Written task:
Extract all of the entries and give them again, word for word.

--- start of Extracted information ---

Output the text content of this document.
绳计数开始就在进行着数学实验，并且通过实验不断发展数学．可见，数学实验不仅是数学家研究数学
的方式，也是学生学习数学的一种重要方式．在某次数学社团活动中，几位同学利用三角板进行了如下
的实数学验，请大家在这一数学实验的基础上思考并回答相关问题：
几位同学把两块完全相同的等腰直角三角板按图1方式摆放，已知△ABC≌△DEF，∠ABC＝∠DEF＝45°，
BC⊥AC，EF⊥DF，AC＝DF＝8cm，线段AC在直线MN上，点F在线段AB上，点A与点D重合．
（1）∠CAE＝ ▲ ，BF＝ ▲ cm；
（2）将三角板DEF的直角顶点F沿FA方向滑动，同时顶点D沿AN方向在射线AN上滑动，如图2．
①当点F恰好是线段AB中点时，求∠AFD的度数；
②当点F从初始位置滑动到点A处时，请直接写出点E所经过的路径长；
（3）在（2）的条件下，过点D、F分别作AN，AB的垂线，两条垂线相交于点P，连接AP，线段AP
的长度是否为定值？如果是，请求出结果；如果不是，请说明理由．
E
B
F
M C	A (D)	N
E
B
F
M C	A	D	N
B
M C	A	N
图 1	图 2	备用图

--- end of Extracted information ---

Result:
Output the text content of this document.
绳计数开始就在进行着数学实验，并且通过实验不断发展数学．可见，数学实验不仅是数学家研究数学
的方式，也是学生学习数学的一种重要方式．在某次数学社团活动中，几位同学利用三角板进行了如下
的实数学验，请大家在这一数学实验的基础上思考并回答相关问题：
几位同学把两块完全相同的等腰直角三角板按图1方式摆放，已知△ABC≌△DEF，∠ABC＝∠DEF＝45°，
BC⊥AC，EF⊥DF，AC＝DF＝8cm，线段AC在直线MN上，点F在线段AB上，点A与点D重合．
（1）∠CAE＝ ▲ ，BF＝ ▲ cm；
（2）将三角板DEF的直角顶点F沿FA方向滑动，同时顶点D沿AN方向在射线AN上滑动，如图2．
①当点F恰好是线段AB中点时，求∠AFD的度数；
②当点F从初始位置滑动到点A处时，请直接写出点E所经过的路径长；
（3）在（2）的条件下，过点D、F分别作AN，AB的垂线，两条垂线相交于点P，连接AP，线段AP
的长度是否为定值？如果是，请求出结果；如果不是，请说明理由．
E
B
F
M C	A (D)	N
E
B
F
M C	A	D	N
B
M C	A	N
图 1	图 2	备用图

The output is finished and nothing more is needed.